Return all lines in the material below that contain "ΚΑΒΑΛΛΑ".

[Dataset entries]
- - - - - - -

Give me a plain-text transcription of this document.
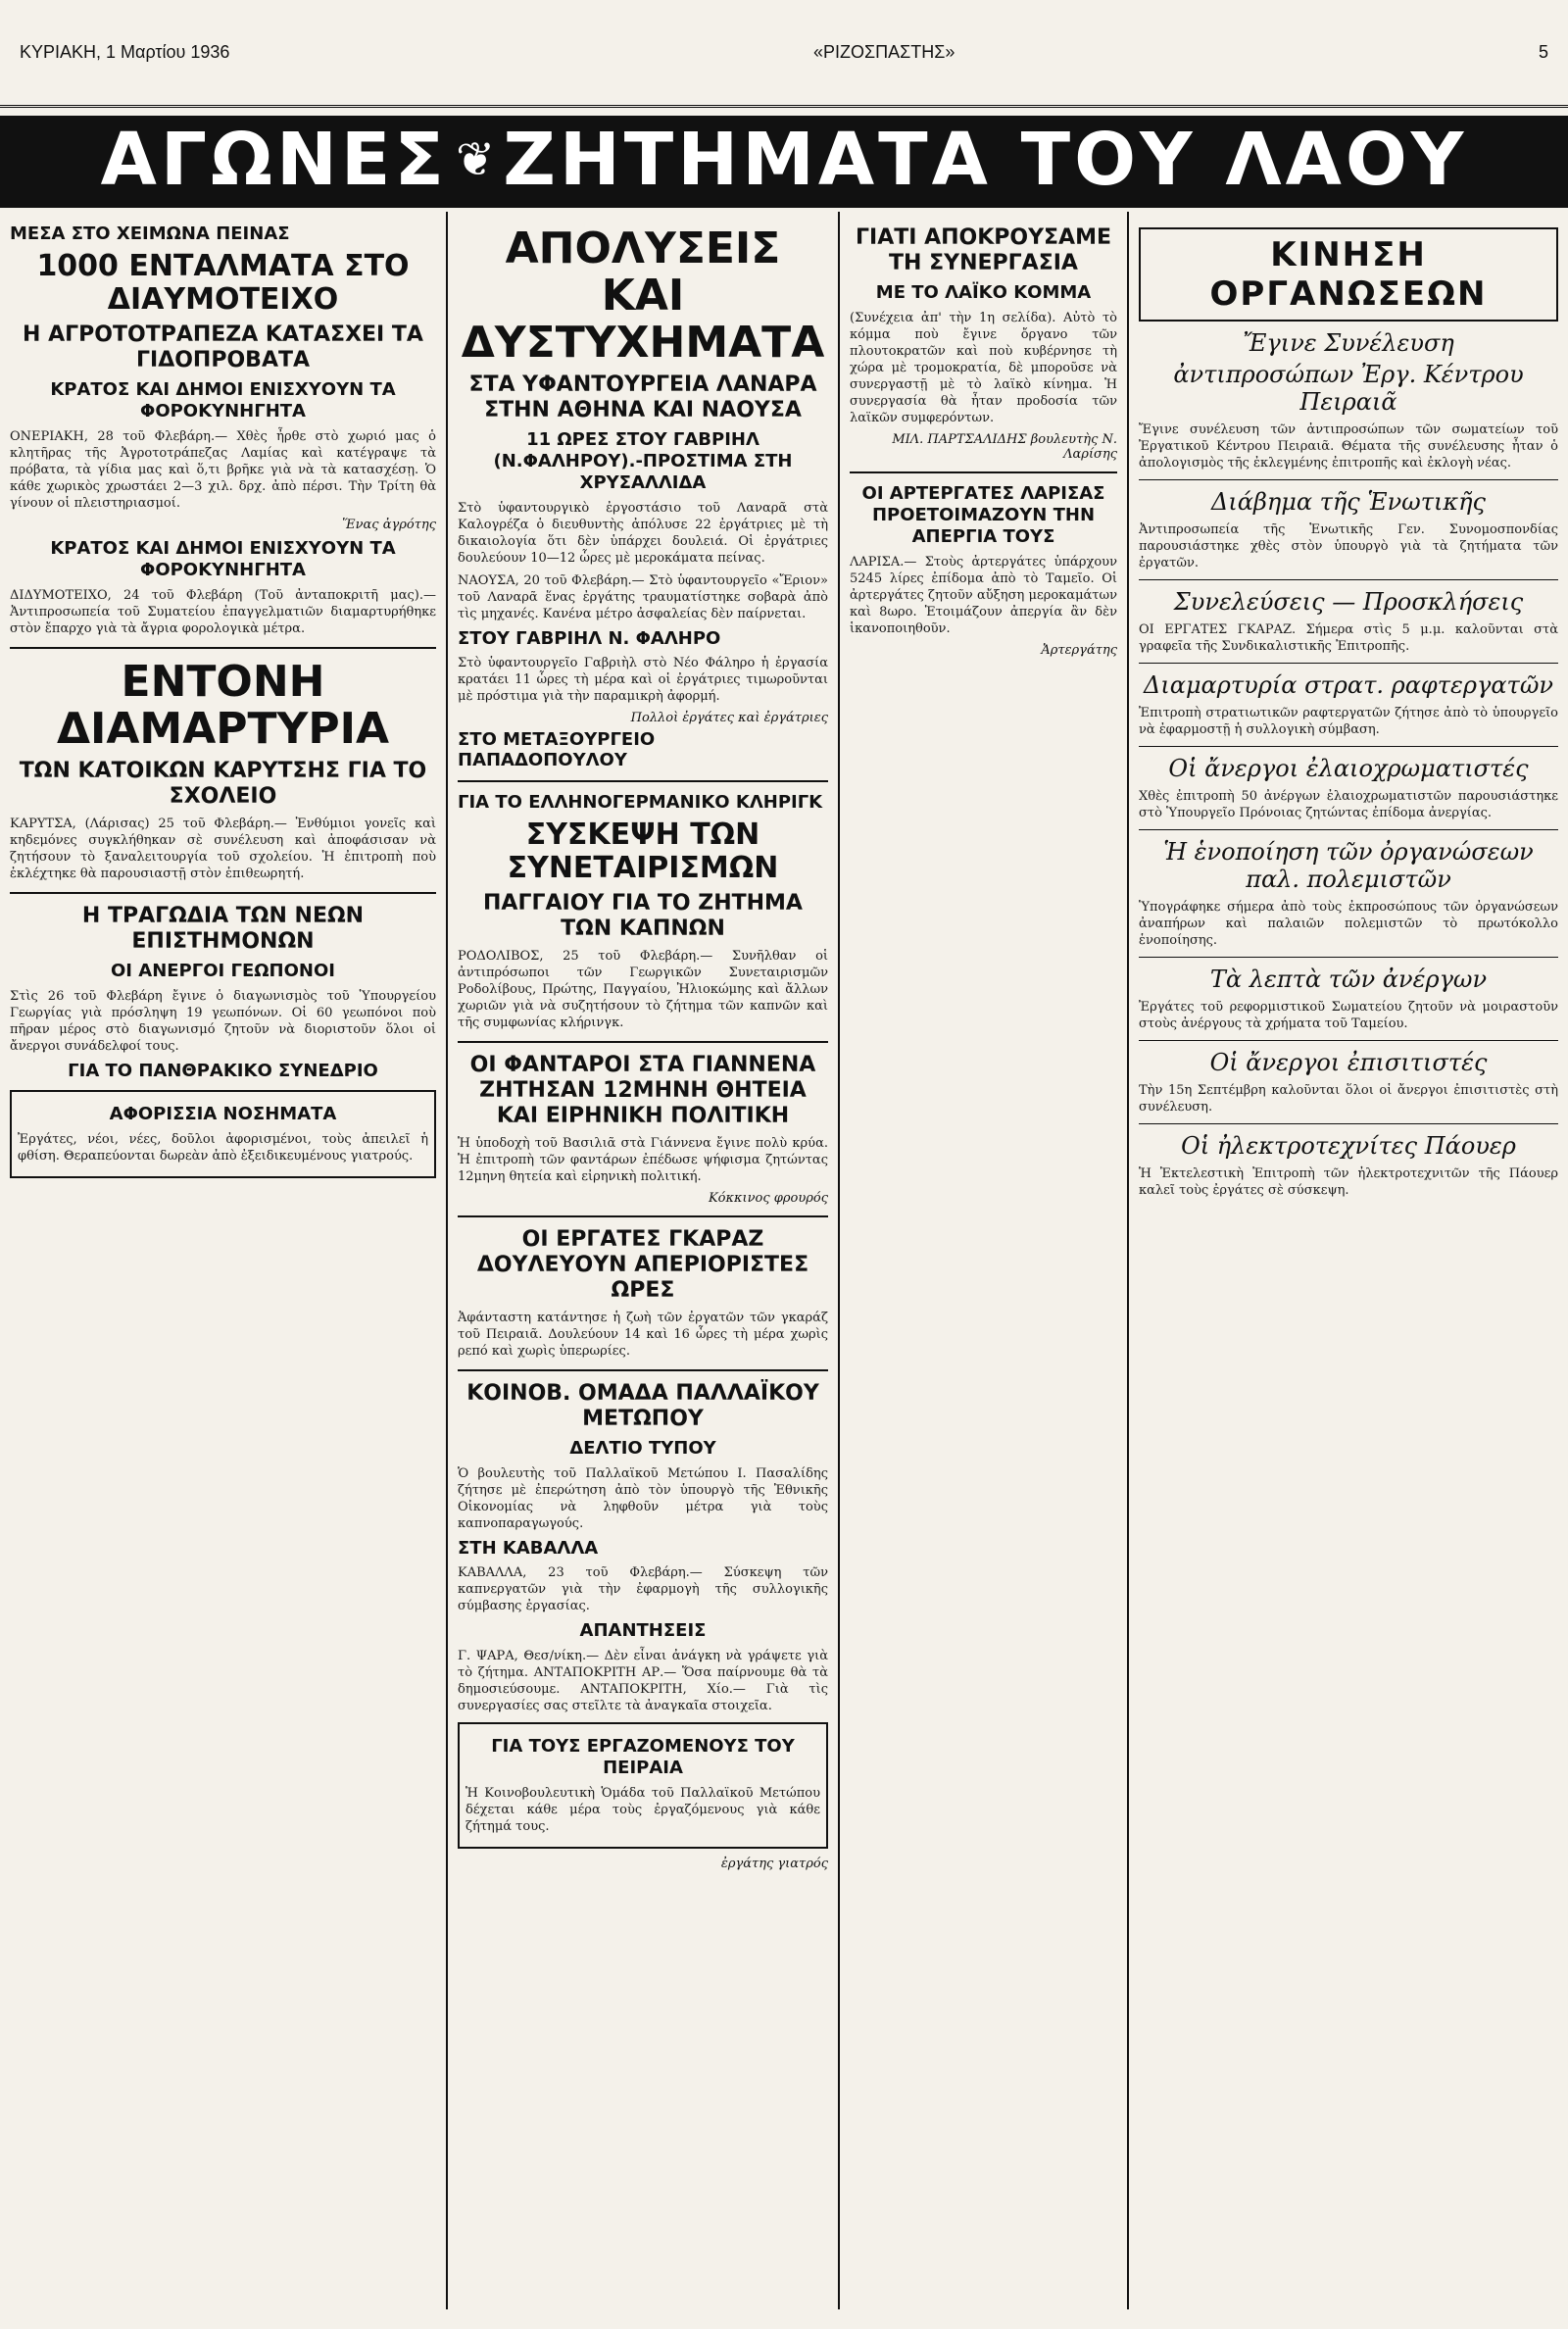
ΚΥΡΙΑΚΗ, 1 Μαρτίου 1936	«ΡΙΖΟΣΠΑΣΤΗΣ»	5
ΑΓΩΝΕΣ ❦ ΖΗΤΗΜΑΤΑ ΤΟΥ ΛΑΟΥ
ΜΕΣΑ ΣΤΟ ΧΕΙΜΩΝΑ ΠΕΙΝΑΣ
1000 ΕΝΤΑΛΜΑΤΑ ΣΤΟ ΔΙΑΥΜΟΤΕΙΧΟ
Η ΑΓΡΟΤΟΤΡΑΠΕΖΑ ΚΑΤΑΣΧΕΙ ΤΑ ΓΙΔΟΠΡΟΒΑΤΑ
ΚΡΑΤΟΣ ΚΑΙ ΔΗΜΟΙ ΕΝΙΣΧΥΟΥΝ ΤΑ ΦΟΡΟΚΥΝΗΓΗΤΑ
ΟΝΕΡΙΑΚΗ, 28 τοῦ Φλεβάρη.— Χθὲς ἦρθε στὸ χωριό μας ὁ κλητῆρας τῆς Ἀγροτοτράπεζας Λαμίας καὶ κατέγραψε τὰ πρόβατα, τὰ γίδια μας καὶ ὅ,τι βρῆκε γιὰ νὰ τὰ κατασχέσῃ. Ὁ κάθε χωρικὸς χρωστάει 2—3 χιλ. δρχ. ἀπὸ πέρσι. Τὴν Τρίτη θὰ γίνουν οἱ πλειστηριασμοί.
Ἕνας ἀγρότης
ΚΡΑΤΟΣ ΚΑΙ ΔΗΜΟΙ ΕΝΙΣΧΥΟΥΝ ΤΑ ΦΟΡΟΚΥΝΗΓΗΤΑ
ΔΙΔΥΜΟΤΕΙΧΟ, 24 τοῦ Φλεβάρη (Τοῦ ἀνταποκριτῆ μας).— Ἀντιπροσωπεία τοῦ Συματείου ἐπαγγελματιῶν διαμαρτυρήθηκε στὸν ἔπαρχο γιὰ τὰ ἄγρια φορολογικὰ μέτρα.
ΕΝΤΟΝΗ ΔΙΑΜΑΡΤΥΡΙΑ
ΤΩΝ ΚΑΤΟΙΚΩΝ ΚΑΡΥΤΣΗΣ ΓΙΑ ΤΟ ΣΧΟΛΕΙΟ
ΚΑΡΥΤΣΑ, (Λάρισας) 25 τοῦ Φλεβάρη.— Ἐνθύμιοι γονεῖς καὶ κηδεμόνες συγκλήθηκαν σὲ συνέλευση καὶ ἀποφάσισαν νὰ ζητήσουν τὸ ξαναλειτουργία τοῦ σχολείου. Ἡ ἐπιτροπὴ ποὺ ἐκλέχτηκε θὰ παρουσιαστῇ στὸν ἐπιθεωρητή.
Η ΤΡΑΓΩΔΙΑ ΤΩΝ ΝΕΩΝ ΕΠΙΣΤΗΜΟΝΩΝ
ΟΙ ΑΝΕΡΓΟΙ ΓΕΩΠΟΝΟΙ
Στὶς 26 τοῦ Φλεβάρη ἔγινε ὁ διαγωνισμὸς τοῦ Ὑπουργείου Γεωργίας γιὰ πρόσληψη 19 γεωπόνων. Οἱ 60 γεωπόνοι ποὺ πῆραν μέρος στὸ διαγωνισμό ζητοῦν νὰ διοριστοῦν ὅλοι οἱ ἄνεργοι συνάδελφοί τους.
ΓΙΑ ΤΟ ΠΑΝΘΡΑΚΙΚΟ ΣΥΝΕΔΡΙΟ
ΑΦΟΡΙΣΣΙΑ ΝΟΣΗΜΑΤΑ
Ἐργάτες, νέοι, νέες, δοῦλοι ἀφορισμένοι, τοὺς ἀπειλεῖ ἡ φθίση. Θεραπεύονται δωρεὰν ἀπὸ ἐξειδικευμένους γιατρούς.
ΑΠΟΛΥΣΕΙΣ ΚΑΙ ΔΥΣΤΥΧΗΜΑΤΑ
ΣΤΑ ΥΦΑΝΤΟΥΡΓΕΙΑ ΛΑΝΑΡΑ ΣΤΗΝ ΑΘΗΝΑ ΚΑΙ ΝΑΟΥΣΑ
11 ΩΡΕΣ ΣΤΟΥ ΓΑΒΡΙΗΛ (Ν.ΦΑΛΗΡΟΥ).-ΠΡΟΣΤΙΜΑ ΣΤΗ ΧΡΥΣΑΛΛΙΔΑ
Στὸ ὑφαντουργικὸ ἐργοστάσιο τοῦ Λαναρᾶ στὰ Καλογρέζα ὁ διευθυντὴς ἀπόλυσε 22 ἐργάτριες μὲ τὴ δικαιολογία ὅτι δὲν ὑπάρχει δουλειά. Οἱ ἐργάτριες δουλεύουν 10—12 ὧρες μὲ μεροκάματα πείνας.
ΝΑΟΥΣΑ, 20 τοῦ Φλεβάρη.— Στὸ ὑφαντουργεῖο «Ἔριον» τοῦ Λαναρᾶ ἕνας ἐργάτης τραυματίστηκε σοβαρὰ ἀπὸ τὶς μηχανές. Κανένα μέτρο ἀσφαλείας δὲν παίρνεται.
ΣΤΟΥ ΓΑΒΡΙΗΛ Ν. ΦΑΛΗΡΟ
Στὸ ὑφαντουργεῖο Γαβριὴλ στὸ Νέο Φάληρο ἡ ἐργασία κρατάει 11 ὧρες τὴ μέρα καὶ οἱ ἐργάτριες τιμωροῦνται μὲ πρόστιμα γιὰ τὴν παραμικρὴ ἀφορμή.
Πολλοὶ ἐργάτες καὶ ἐργάτριες
ΣΤΟ ΜΕΤΑΞΟΥΡΓΕΙΟ ΠΑΠΑΔΟΠΟΥΛΟΥ
ΓΙΑ ΤΟ ΕΛΛΗΝΟΓΕΡΜΑΝΙΚΟ ΚΛΗΡΙΓΚ
ΣΥΣΚΕΨΗ ΤΩΝ ΣΥΝΕΤΑΙΡΙΣΜΩΝ
ΠΑΓΓΑΙΟΥ ΓΙΑ ΤΟ ΖΗΤΗΜΑ ΤΩΝ ΚΑΠΝΩΝ
ΡΟΔΟΛΙΒΟΣ, 25 τοῦ Φλεβάρη.— Συνῆλθαν οἱ ἀντιπρόσωποι τῶν Γεωργικῶν Συνεταιρισμῶν Ροδολίβους, Πρώτης, Παγγαίου, Ἠλιοκώμης καὶ ἄλλων χωριῶν γιὰ νὰ συζητήσουν τὸ ζήτημα τῶν καπνῶν καὶ τῆς συμφωνίας κλήρινγκ.
ΟΙ ΦΑΝΤΑΡΟΙ ΣΤΑ ΓΙΑΝΝΕΝΑ ΖΗΤΗΣΑΝ 12ΜΗΝΗ ΘΗΤΕΙΑ ΚΑΙ ΕΙΡΗΝΙΚΗ ΠΟΛΙΤΙΚΗ
Ἡ ὑποδοχὴ τοῦ Βασιλιᾶ στὰ Γιάννενα ἔγινε πολὺ κρύα. Ἡ ἐπιτροπὴ τῶν φαντάρων ἐπέδωσε ψήφισμα ζητώντας 12μηνη θητεία καὶ εἰρηνικὴ πολιτική.
Κόκκινος φρουρός
ΟΙ ΕΡΓΑΤΕΣ ΓΚΑΡΑΖ ΔΟΥΛΕΥΟΥΝ ΑΠΕΡΙΟΡΙΣΤΕΣ ΩΡΕΣ
Ἀφάνταστη κατάντησε ἡ ζωὴ τῶν ἐργατῶν τῶν γκαράζ τοῦ Πειραιᾶ. Δουλεύουν 14 καὶ 16 ὧρες τὴ μέρα χωρὶς ρεπό καὶ χωρὶς ὑπερωρίες.
ΚΟΙΝΟΒ. ΟΜΑΔΑ ΠΑΛΛΑΪΚΟΥ ΜΕΤΩΠΟΥ
ΔΕΛΤΙΟ ΤΥΠΟΥ
Ὁ βουλευτὴς τοῦ Παλλαϊκοῦ Μετώπου Ι. Πασαλίδης ζήτησε μὲ ἐπερώτηση ἀπὸ τὸν ὑπουργὸ τῆς Ἐθνικῆς Οἰκονομίας νὰ ληφθοῦν μέτρα γιὰ τοὺς καπνοπαραγωγούς.
ΣΤΗ ΚΑΒΑΛΛΑ
ΚΑΒΑΛΛΑ, 23 τοῦ Φλεβάρη.— Σύσκεψη τῶν καπνεργατῶν γιὰ τὴν ἐφαρμογὴ τῆς συλλογικῆς σύμβασης ἐργασίας.
ΑΠΑΝΤΗΣΕΙΣ
Γ. ΨΑΡΑ, Θεσ/νίκη.— Δὲν εἶναι ἀνάγκη νὰ γράψετε γιὰ τὸ ζήτημα. ΑΝΤΑΠΟΚΡΙΤΗ ΑΡ.— Ὅσα παίρνουμε θὰ τὰ δημοσιεύσουμε. ΑΝΤΑΠΟΚΡΙΤΗ, Χίο.— Γιὰ τὶς συνεργασίες σας στεῖλτε τὰ ἀναγκαῖα στοιχεῖα.
ΓΙΑ ΤΟΥΣ ΕΡΓΑΖΟΜΕΝΟΥΣ ΤΟΥ ΠΕΙΡΑΙΑ
Ἡ Κοινοβουλευτικὴ Ὁμάδα τοῦ Παλλαϊκοῦ Μετώπου δέχεται κάθε μέρα τοὺς ἐργαζόμενους γιὰ κάθε ζήτημά τους.
ἐργάτης γιατρός
ΓΙΑΤΙ ΑΠΟΚΡΟΥΣΑΜΕ ΤΗ ΣΥΝΕΡΓΑΣΙΑ
ΜΕ ΤΟ ΛΑΪΚΟ ΚΟΜΜΑ
(Συνέχεια ἀπ' τὴν 1η σελίδα). Αὐτὸ τὸ κόμμα ποὺ ἔγινε ὄργανο τῶν πλουτοκρατῶν καὶ ποὺ κυβέρνησε τὴ χώρα μὲ τρομοκρατία, δὲ μποροῦσε νὰ συνεργαστῇ μὲ τὸ λαϊκὸ κίνημα. Ἡ συνεργασία θὰ ἦταν προδοσία τῶν λαϊκῶν συμφερόντων.
ΜΙΛ. ΠΑΡΤΣΑΛΙΔΗΣ βουλευτὴς Ν. Λαρίσης
ΟΙ ΑΡΤΕΡΓΑΤΕΣ ΛΑΡΙΣΑΣ ΠΡΟΕΤΟΙΜΑΖΟΥΝ ΤΗΝ ΑΠΕΡΓΙΑ ΤΟΥΣ
ΛΑΡΙΣΑ.— Στοὺς ἀρτεργάτες ὑπάρχουν 5245 λίρες ἐπίδομα ἀπὸ τὸ Ταμεῖο. Οἱ ἀρτεργάτες ζητοῦν αὔξηση μεροκαμάτων καὶ 8ωρο. Ἑτοιμάζουν ἀπεργία ἂν δὲν ἱκανοποιηθοῦν.
Ἀρτεργάτης
ΚΙΝΗΣΗ ΟΡΓΑΝΩΣΕΩΝ
Ἔγινε Συνέλευση
ἀντιπροσώπων Ἐργ. Κέντρου Πειραιᾶ
Ἔγινε συνέλευση τῶν ἀντιπροσώπων τῶν σωματείων τοῦ Ἐργατικοῦ Κέντρου Πειραιᾶ. Θέματα τῆς συνέλευσης ἦταν ὁ ἀπολογισμὸς τῆς ἐκλεγμένης ἐπιτροπῆς καὶ ἐκλογὴ νέας.
Διάβημα τῆς Ἑνωτικῆς
Ἀντιπροσωπεία τῆς Ἑνωτικῆς Γεν. Συνομοσπονδίας παρουσιάστηκε χθὲς στὸν ὑπουργὸ γιὰ τὰ ζητήματα τῶν ἐργατῶν.
Συνελεύσεις — Προσκλήσεις
ΟΙ ΕΡΓΑΤΕΣ ΓΚΑΡΑΖ. Σήμερα στὶς 5 μ.μ. καλοῦνται στὰ γραφεῖα τῆς Συνδικαλιστικῆς Ἐπιτροπῆς.
Διαμαρτυρία στρατ. ραφτεργατῶν
Ἐπιτροπὴ στρατιωτικῶν ραφτεργατῶν ζήτησε ἀπὸ τὸ ὑπουργεῖο νὰ ἐφαρμοστῇ ἡ συλλογικὴ σύμβαση.
Οἱ ἄνεργοι ἐλαιοχρωματιστές
Χθὲς ἐπιτροπὴ 50 ἀνέργων ἐλαιοχρωματιστῶν παρουσιάστηκε στὸ Ὑπουργεῖο Πρόνοιας ζητώντας ἐπίδομα ἀνεργίας.
Ἡ ἑνοποίηση τῶν ὀργανώσεων παλ. πολεμιστῶν
Ὑπογράφηκε σήμερα ἀπὸ τοὺς ἐκπροσώπους τῶν ὀργανώσεων ἀναπήρων καὶ παλαιῶν πολεμιστῶν τὸ πρωτόκολλο ἑνοποίησης.
Τὰ λεπτὰ τῶν ἀνέργων
Ἐργάτες τοῦ ρεφορμιστικοῦ Σωματείου ζητοῦν νὰ μοιραστοῦν στοὺς ἀνέργους τὰ χρήματα τοῦ Ταμείου.
Οἱ ἄνεργοι ἐπισιτιστές
Τὴν 15η Σεπτέμβρη καλοῦνται ὅλοι οἱ ἄνεργοι ἐπισιτιστὲς στὴ συνέλευση.
Οἱ ἠλεκτροτεχνίτες Πάουερ
Ἡ Ἐκτελεστικὴ Ἐπιτροπὴ τῶν ἠλεκτροτεχνιτῶν τῆς Πάουερ καλεῖ τοὺς ἐργάτες σὲ σύσκεψη.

- - - - - - -

TASK RESULT:
ΣΤΗ ΚΑΒΑΛΛΑ
ΚΑΒΑΛΛΑ, 23 τοῦ Φλεβάρη.— Σύσκεψη τῶν καπνεργατῶν γιὰ τὴν ἐφαρμογὴ τῆς συλλογικῆς σύμβασης ἐργασίας.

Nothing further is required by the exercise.